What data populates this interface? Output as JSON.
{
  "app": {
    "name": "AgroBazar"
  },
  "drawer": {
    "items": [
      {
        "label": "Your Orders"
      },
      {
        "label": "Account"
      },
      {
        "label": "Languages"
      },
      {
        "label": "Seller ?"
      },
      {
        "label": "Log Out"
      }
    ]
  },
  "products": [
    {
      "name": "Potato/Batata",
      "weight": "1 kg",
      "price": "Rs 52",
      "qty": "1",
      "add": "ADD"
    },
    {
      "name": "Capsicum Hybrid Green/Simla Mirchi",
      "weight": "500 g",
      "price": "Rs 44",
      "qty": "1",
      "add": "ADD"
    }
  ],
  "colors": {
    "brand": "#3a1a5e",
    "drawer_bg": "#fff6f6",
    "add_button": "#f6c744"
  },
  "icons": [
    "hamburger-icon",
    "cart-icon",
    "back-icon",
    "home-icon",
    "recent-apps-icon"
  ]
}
•••
> YOUR OBJECTIVE: Reproduce the listing in full. Keep it exactly as written.

> RESPONSE TO THIS TASK:
What data populates this interface? Output as JSON.
{
  "app": {
    "name": "AgroBazar"
  },
  "drawer": {
    "items": [
      {
        "label": "Your Orders"
      },
      {
        "label": "Account"
      },
      {
        "label": "Languages"
      },
      {
        "label": "Seller ?"
      },
      {
        "label": "Log Out"
      }
    ]
  },
  "products": [
    {
      "name": "Potato/Batata",
      "weight": "1 kg",
      "price": "Rs 52",
      "qty": "1",
      "add": "ADD"
    },
    {
      "name": "Capsicum Hybrid Green/Simla Mirchi",
      "weight": "500 g",
      "price": "Rs 44",
      "qty": "1",
      "add": "ADD"
    }
  ],
  "colors": {
    "brand": "#3a1a5e",
    "drawer_bg": "#fff6f6",
    "add_button": "#f6c744"
  },
  "icons": [
    "hamburger-icon",
    "cart-icon",
    "back-icon",
    "home-icon",
    "recent-apps-icon"
  ]
}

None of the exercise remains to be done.